» **To do**: Images do not belong in the copy. Retype all the entries below exactly.

» **Recorded information**:
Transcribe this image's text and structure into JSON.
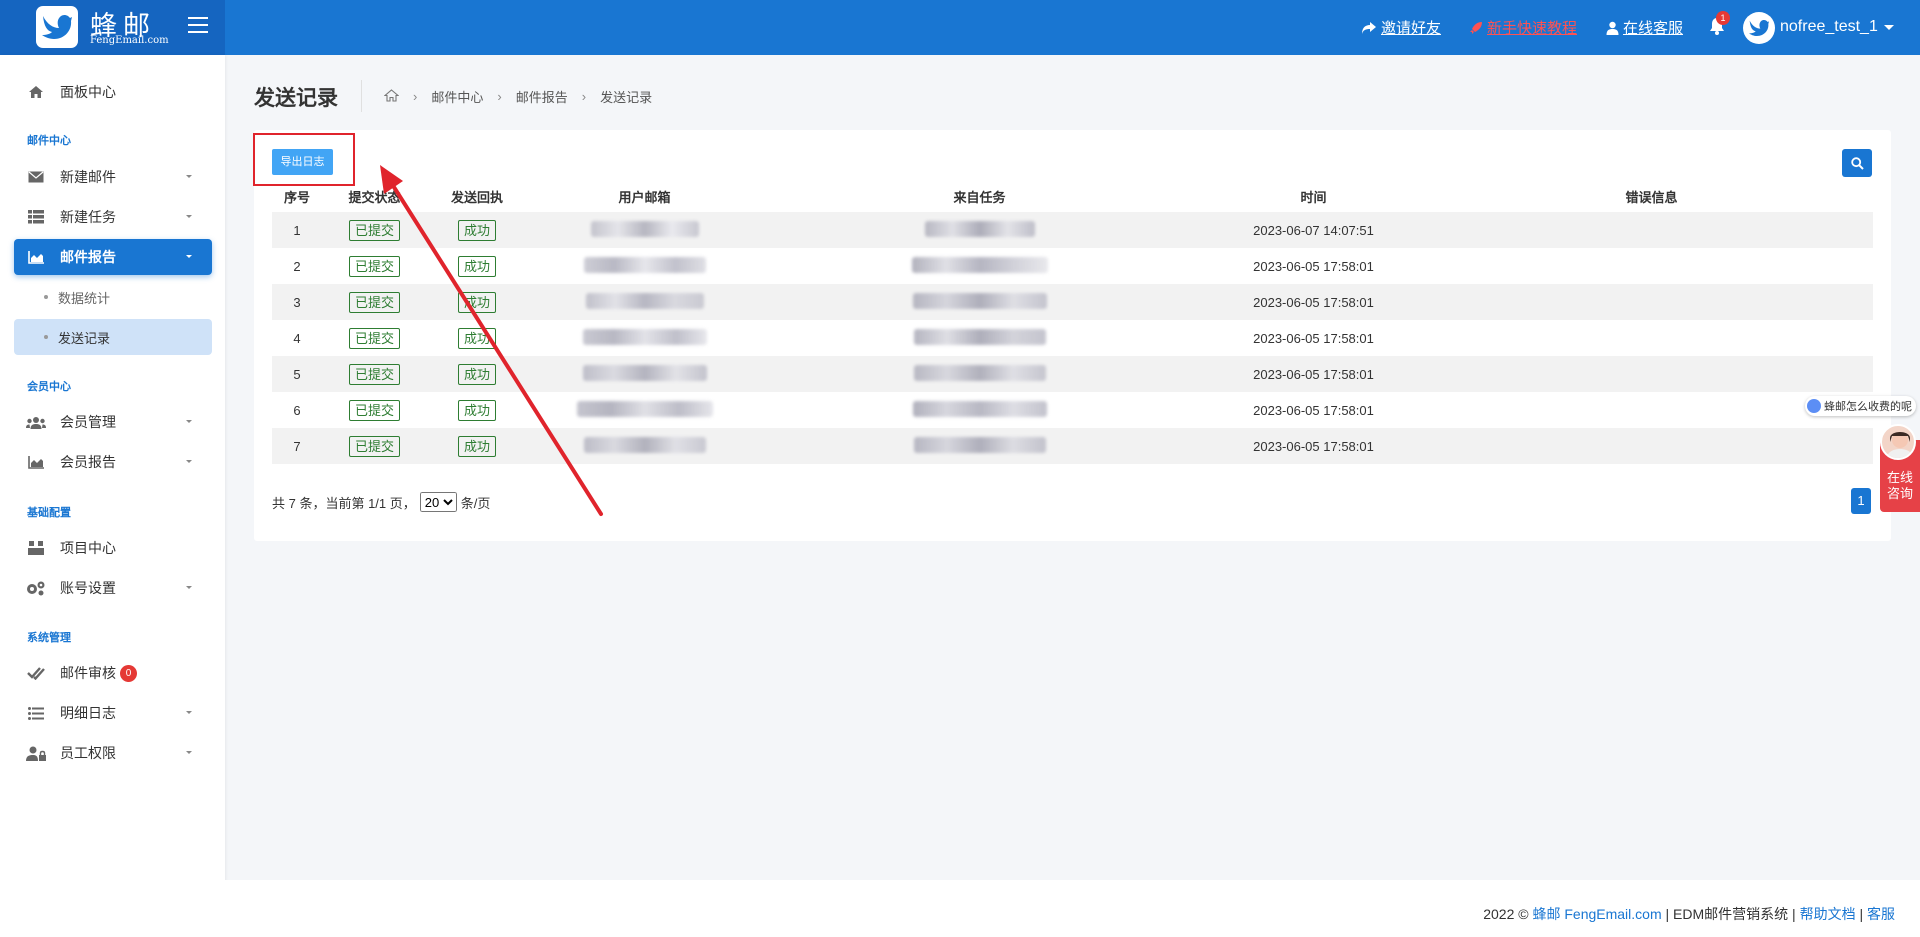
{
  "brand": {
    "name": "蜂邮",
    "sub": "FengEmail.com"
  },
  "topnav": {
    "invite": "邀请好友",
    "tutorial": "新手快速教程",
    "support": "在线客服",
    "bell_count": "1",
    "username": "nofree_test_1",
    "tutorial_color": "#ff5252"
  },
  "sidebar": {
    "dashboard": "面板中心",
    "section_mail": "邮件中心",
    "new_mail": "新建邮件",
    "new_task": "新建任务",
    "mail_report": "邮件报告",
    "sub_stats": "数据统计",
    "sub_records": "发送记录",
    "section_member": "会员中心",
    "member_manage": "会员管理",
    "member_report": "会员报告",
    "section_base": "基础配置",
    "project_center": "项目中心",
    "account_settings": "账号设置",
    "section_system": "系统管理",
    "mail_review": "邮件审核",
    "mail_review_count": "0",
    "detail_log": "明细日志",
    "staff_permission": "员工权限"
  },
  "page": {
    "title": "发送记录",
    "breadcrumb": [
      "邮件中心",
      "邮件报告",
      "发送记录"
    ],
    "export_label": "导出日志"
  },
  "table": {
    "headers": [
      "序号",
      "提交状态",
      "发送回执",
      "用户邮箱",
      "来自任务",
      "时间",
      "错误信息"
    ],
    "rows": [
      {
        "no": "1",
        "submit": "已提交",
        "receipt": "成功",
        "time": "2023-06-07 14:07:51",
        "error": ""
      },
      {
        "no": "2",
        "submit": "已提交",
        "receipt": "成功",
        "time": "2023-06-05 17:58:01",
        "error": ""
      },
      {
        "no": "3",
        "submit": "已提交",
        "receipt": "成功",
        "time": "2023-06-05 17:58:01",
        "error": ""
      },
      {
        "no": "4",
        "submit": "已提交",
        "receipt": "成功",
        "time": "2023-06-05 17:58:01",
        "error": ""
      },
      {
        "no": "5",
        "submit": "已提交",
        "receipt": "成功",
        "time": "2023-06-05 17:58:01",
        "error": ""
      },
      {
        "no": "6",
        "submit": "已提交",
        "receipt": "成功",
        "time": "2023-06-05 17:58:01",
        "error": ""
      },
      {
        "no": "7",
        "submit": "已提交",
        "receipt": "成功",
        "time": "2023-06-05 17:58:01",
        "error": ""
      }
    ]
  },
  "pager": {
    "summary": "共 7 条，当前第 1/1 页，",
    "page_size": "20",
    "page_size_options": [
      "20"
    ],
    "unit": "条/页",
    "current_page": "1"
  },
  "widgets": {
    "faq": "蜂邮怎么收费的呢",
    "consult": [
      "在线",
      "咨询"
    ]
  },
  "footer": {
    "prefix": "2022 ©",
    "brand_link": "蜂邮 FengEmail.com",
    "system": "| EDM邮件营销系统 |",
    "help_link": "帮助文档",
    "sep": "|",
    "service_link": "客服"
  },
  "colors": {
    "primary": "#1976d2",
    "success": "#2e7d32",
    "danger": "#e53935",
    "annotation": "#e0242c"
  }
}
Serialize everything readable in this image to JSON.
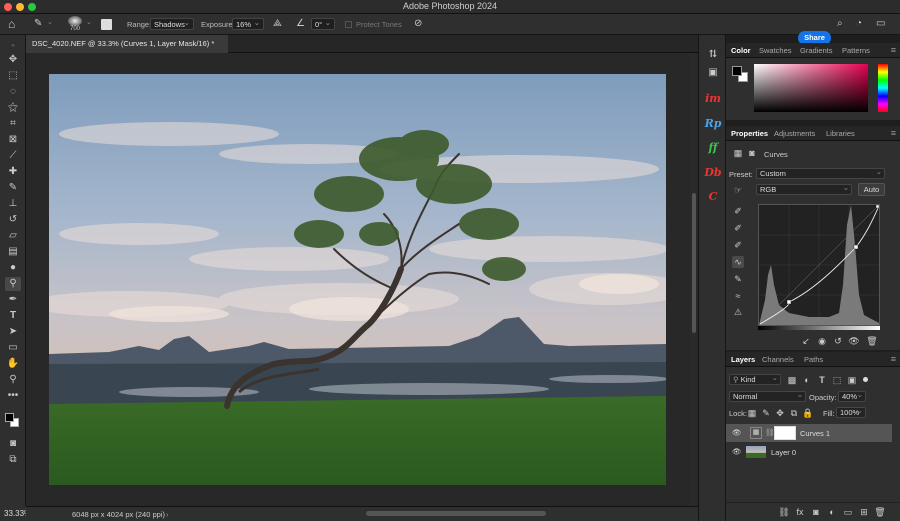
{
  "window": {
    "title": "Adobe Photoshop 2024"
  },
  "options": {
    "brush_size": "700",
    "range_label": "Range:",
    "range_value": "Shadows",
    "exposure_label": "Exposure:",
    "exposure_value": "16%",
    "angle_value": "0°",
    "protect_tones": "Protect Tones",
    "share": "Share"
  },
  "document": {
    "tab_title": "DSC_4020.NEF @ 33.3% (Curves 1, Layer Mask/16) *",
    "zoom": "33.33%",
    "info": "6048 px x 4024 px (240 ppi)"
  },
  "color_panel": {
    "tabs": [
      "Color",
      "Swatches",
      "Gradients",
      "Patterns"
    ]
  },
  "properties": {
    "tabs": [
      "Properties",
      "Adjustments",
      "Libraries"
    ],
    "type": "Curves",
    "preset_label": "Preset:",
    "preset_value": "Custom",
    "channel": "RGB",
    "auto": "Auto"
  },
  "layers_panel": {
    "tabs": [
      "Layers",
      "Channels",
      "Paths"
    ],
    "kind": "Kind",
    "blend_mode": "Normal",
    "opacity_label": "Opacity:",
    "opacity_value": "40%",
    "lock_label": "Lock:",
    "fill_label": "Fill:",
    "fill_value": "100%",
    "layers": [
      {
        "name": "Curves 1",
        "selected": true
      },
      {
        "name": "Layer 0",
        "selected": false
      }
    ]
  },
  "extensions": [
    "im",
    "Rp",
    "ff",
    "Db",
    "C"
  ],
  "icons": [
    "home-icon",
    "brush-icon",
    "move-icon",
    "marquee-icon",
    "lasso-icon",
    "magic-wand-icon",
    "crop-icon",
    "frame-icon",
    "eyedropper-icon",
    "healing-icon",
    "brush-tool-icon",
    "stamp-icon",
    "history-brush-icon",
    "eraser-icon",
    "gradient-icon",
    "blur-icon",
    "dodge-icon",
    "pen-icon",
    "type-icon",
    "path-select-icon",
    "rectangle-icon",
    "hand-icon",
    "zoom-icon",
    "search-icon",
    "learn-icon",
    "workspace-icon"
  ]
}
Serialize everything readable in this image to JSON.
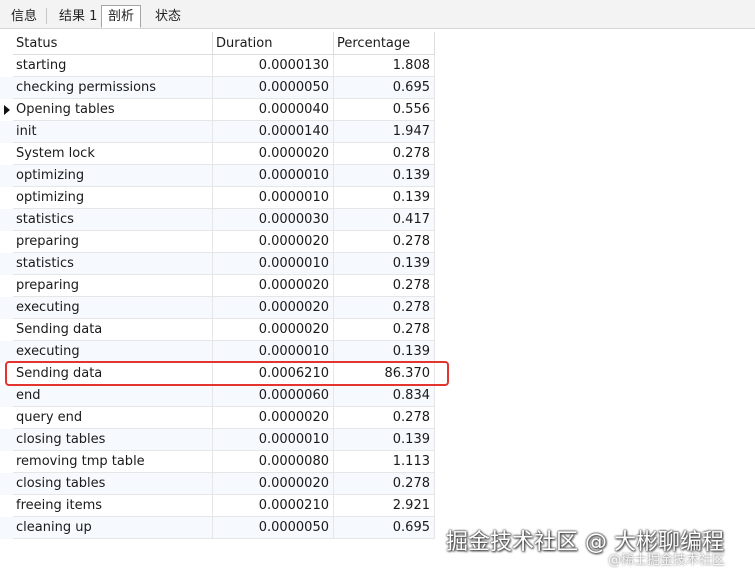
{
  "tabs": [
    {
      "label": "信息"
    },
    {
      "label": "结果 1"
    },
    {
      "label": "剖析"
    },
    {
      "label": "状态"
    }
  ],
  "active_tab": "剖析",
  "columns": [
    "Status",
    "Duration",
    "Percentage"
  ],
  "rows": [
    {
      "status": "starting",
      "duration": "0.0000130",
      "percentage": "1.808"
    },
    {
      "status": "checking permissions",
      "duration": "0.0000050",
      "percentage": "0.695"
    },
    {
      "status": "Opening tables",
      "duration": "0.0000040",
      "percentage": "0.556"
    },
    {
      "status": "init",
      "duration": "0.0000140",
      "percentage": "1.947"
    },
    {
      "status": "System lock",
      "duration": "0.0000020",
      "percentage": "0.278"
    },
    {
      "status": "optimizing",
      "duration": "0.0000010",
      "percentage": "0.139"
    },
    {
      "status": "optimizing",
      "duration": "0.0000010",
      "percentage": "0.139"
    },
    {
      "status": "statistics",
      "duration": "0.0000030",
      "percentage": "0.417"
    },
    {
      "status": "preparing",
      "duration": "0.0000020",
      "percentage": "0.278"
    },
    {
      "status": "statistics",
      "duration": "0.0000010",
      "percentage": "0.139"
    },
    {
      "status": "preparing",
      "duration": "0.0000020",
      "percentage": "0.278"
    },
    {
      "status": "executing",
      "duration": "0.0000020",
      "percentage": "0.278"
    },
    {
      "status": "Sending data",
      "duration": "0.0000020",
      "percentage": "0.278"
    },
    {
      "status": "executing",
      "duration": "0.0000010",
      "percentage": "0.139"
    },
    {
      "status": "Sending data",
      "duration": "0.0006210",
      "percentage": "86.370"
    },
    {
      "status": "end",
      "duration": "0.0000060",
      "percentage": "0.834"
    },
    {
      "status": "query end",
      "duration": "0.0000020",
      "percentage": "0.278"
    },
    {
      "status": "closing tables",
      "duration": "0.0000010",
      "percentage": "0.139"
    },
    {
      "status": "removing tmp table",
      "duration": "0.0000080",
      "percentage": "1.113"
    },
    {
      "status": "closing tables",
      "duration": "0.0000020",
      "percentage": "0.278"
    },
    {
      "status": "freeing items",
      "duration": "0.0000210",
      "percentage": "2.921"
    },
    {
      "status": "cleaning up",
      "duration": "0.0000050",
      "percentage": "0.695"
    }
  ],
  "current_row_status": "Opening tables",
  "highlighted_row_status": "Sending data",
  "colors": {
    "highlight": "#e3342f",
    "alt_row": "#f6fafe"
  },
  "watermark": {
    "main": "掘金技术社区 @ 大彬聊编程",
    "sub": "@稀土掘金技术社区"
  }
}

» **Expected output**:
Transcribe this image's text and structure into JSON.
{
  "brand": {
    "name": "蜂邮",
    "sub": "FengEmail.com"
  },
  "topnav": {
    "invite": "邀请好友",
    "tutorial": "新手快速教程",
    "support": "在线客服",
    "bell_count": "1",
    "username": "nofree_test_1",
    "tutorial_color": "#ff5252"
  },
  "sidebar": {
    "dashboard": "面板中心",
    "section_mail": "邮件中心",
    "new_mail": "新建邮件",
    "new_task": "新建任务",
    "mail_report": "邮件报告",
    "sub_stats": "数据统计",
    "sub_records": "发送记录",
    "section_member": "会员中心",
    "member_manage": "会员管理",
    "member_report": "会员报告",
    "section_base": "基础配置",
    "project_center": "项目中心",
    "account_settings": "账号设置",
    "section_system": "系统管理",
    "mail_review": "邮件审核",
    "mail_review_count": "0",
    "detail_log": "明细日志",
    "staff_permission": "员工权限"
  },
  "page": {
    "title": "发送记录",
    "breadcrumb": [
      "邮件中心",
      "邮件报告",
      "发送记录"
    ],
    "export_label": "导出日志"
  },
  "table": {
    "headers": [
      "序号",
      "提交状态",
      "发送回执",
      "用户邮箱",
      "来自任务",
      "时间",
      "错误信息"
    ],
    "rows": [
      {
        "no": "1",
        "submit": "已提交",
        "receipt": "成功",
        "time": "2023-06-07 14:07:51",
        "error": ""
      },
      {
        "no": "2",
        "submit": "已提交",
        "receipt": "成功",
        "time": "2023-06-05 17:58:01",
        "error": ""
      },
      {
        "no": "3",
        "submit": "已提交",
        "receipt": "成功",
        "time": "2023-06-05 17:58:01",
        "error": ""
      },
      {
        "no": "4",
        "submit": "已提交",
        "receipt": "成功",
        "time": "2023-06-05 17:58:01",
        "error": ""
      },
      {
        "no": "5",
        "submit": "已提交",
        "receipt": "成功",
        "time": "2023-06-05 17:58:01",
        "error": ""
      },
      {
        "no": "6",
        "submit": "已提交",
        "receipt": "成功",
        "time": "2023-06-05 17:58:01",
        "error": ""
      },
      {
        "no": "7",
        "submit": "已提交",
        "receipt": "成功",
        "time": "2023-06-05 17:58:01",
        "error": ""
      }
    ]
  },
  "pager": {
    "summary": "共 7 条，当前第 1/1 页，",
    "page_size": "20",
    "page_size_options": [
      "20"
    ],
    "unit": "条/页",
    "current_page": "1"
  },
  "widgets": {
    "faq": "蜂邮怎么收费的呢",
    "consult": [
      "在线",
      "咨询"
    ]
  },
  "footer": {
    "prefix": "2022 ©",
    "brand_link": "蜂邮 FengEmail.com",
    "system": "| EDM邮件营销系统 |",
    "help_link": "帮助文档",
    "sep": "|",
    "service_link": "客服"
  },
  "colors": {
    "primary": "#1976d2",
    "success": "#2e7d32",
    "danger": "#e53935",
    "annotation": "#e0242c"
  }
}
Serialize everything readable in this image to JSON.
{
  "window": {
    "title": "Adobe Photoshop 2024"
  },
  "options": {
    "brush_size": "700",
    "range_label": "Range:",
    "range_value": "Shadows",
    "exposure_label": "Exposure:",
    "exposure_value": "16%",
    "angle_value": "0°",
    "protect_tones": "Protect Tones",
    "share": "Share"
  },
  "document": {
    "tab_title": "DSC_4020.NEF @ 33.3% (Curves 1, Layer Mask/16) *",
    "zoom": "33.33%",
    "info": "6048 px x 4024 px (240 ppi)"
  },
  "color_panel": {
    "tabs": [
      "Color",
      "Swatches",
      "Gradients",
      "Patterns"
    ]
  },
  "properties": {
    "tabs": [
      "Properties",
      "Adjustments",
      "Libraries"
    ],
    "type": "Curves",
    "preset_label": "Preset:",
    "preset_value": "Custom",
    "channel": "RGB",
    "auto": "Auto"
  },
  "layers_panel": {
    "tabs": [
      "Layers",
      "Channels",
      "Paths"
    ],
    "kind": "Kind",
    "blend_mode": "Normal",
    "opacity_label": "Opacity:",
    "opacity_value": "40%",
    "lock_label": "Lock:",
    "fill_label": "Fill:",
    "fill_value": "100%",
    "layers": [
      {
        "name": "Curves 1",
        "selected": true
      },
      {
        "name": "Layer 0",
        "selected": false
      }
    ]
  },
  "extensions": [
    "im",
    "Rp",
    "ff",
    "Db",
    "C"
  ],
  "icons": [
    "home-icon",
    "brush-icon",
    "move-icon",
    "marquee-icon",
    "lasso-icon",
    "magic-wand-icon",
    "crop-icon",
    "frame-icon",
    "eyedropper-icon",
    "healing-icon",
    "brush-tool-icon",
    "stamp-icon",
    "history-brush-icon",
    "eraser-icon",
    "gradient-icon",
    "blur-icon",
    "dodge-icon",
    "pen-icon",
    "type-icon",
    "path-select-icon",
    "rectangle-icon",
    "hand-icon",
    "zoom-icon",
    "search-icon",
    "learn-icon",
    "workspace-icon"
  ]
}
Serialize everything readable in this image to JSON.
{
  "tabs": [
    {
      "label": "信息"
    },
    {
      "label": "结果 1"
    },
    {
      "label": "剖析"
    },
    {
      "label": "状态"
    }
  ],
  "active_tab": "剖析",
  "columns": [
    "Status",
    "Duration",
    "Percentage"
  ],
  "rows": [
    {
      "status": "starting",
      "duration": "0.0000130",
      "percentage": "1.808"
    },
    {
      "status": "checking permissions",
      "duration": "0.0000050",
      "percentage": "0.695"
    },
    {
      "status": "Opening tables",
      "duration": "0.0000040",
      "percentage": "0.556"
    },
    {
      "status": "init",
      "duration": "0.0000140",
      "percentage": "1.947"
    },
    {
      "status": "System lock",
      "duration": "0.0000020",
      "percentage": "0.278"
    },
    {
      "status": "optimizing",
      "duration": "0.0000010",
      "percentage": "0.139"
    },
    {
      "status": "optimizing",
      "duration": "0.0000010",
      "percentage": "0.139"
    },
    {
      "status": "statistics",
      "duration": "0.0000030",
      "percentage": "0.417"
    },
    {
      "status": "preparing",
      "duration": "0.0000020",
      "percentage": "0.278"
    },
    {
      "status": "statistics",
      "duration": "0.0000010",
      "percentage": "0.139"
    },
    {
      "status": "preparing",
      "duration": "0.0000020",
      "percentage": "0.278"
    },
    {
      "status": "executing",
      "duration": "0.0000020",
      "percentage": "0.278"
    },
    {
      "status": "Sending data",
      "duration": "0.0000020",
      "percentage": "0.278"
    },
    {
      "status": "executing",
      "duration": "0.0000010",
      "percentage": "0.139"
    },
    {
      "status": "Sending data",
      "duration": "0.0006210",
      "percentage": "86.370"
    },
    {
      "status": "end",
      "duration": "0.0000060",
      "percentage": "0.834"
    },
    {
      "status": "query end",
      "duration": "0.0000020",
      "percentage": "0.278"
    },
    {
      "status": "closing tables",
      "duration": "0.0000010",
      "percentage": "0.139"
    },
    {
      "status": "removing tmp table",
      "duration": "0.0000080",
      "percentage": "1.113"
    },
    {
      "status": "closing tables",
      "duration": "0.0000020",
      "percentage": "0.278"
    },
    {
      "status": "freeing items",
      "duration": "0.0000210",
      "percentage": "2.921"
    },
    {
      "status": "cleaning up",
      "duration": "0.0000050",
      "percentage": "0.695"
    }
  ],
  "current_row_status": "Opening tables",
  "highlighted_row_status": "Sending data",
  "colors": {
    "highlight": "#e3342f",
    "alt_row": "#f6fafe"
  },
  "watermark": {
    "main": "掘金技术社区 @ 大彬聊编程",
    "sub": "@稀土掘金技术社区"
  }
}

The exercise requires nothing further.